__EXERCISE DIRECTIONS__. Swap "localize" for "locate" in the items below, starting at the line containing "Detect and localize" and stopping after the line containing "board-frame [0,0,480,480]". Reproduce only those lines, with nothing else altered.

━━ DATA EXCERPTS

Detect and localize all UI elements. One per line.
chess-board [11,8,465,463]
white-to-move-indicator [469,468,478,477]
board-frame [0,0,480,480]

━━━━
━━ DATA EXCERPTS

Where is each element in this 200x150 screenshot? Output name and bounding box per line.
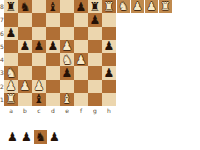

━━━━

__ANSWER BELOW__.
Detect and locate all UI elements. One per line.
chess-board [11,8,465,463]
white-to-move-indicator [469,468,478,477]
board-frame [0,0,480,480]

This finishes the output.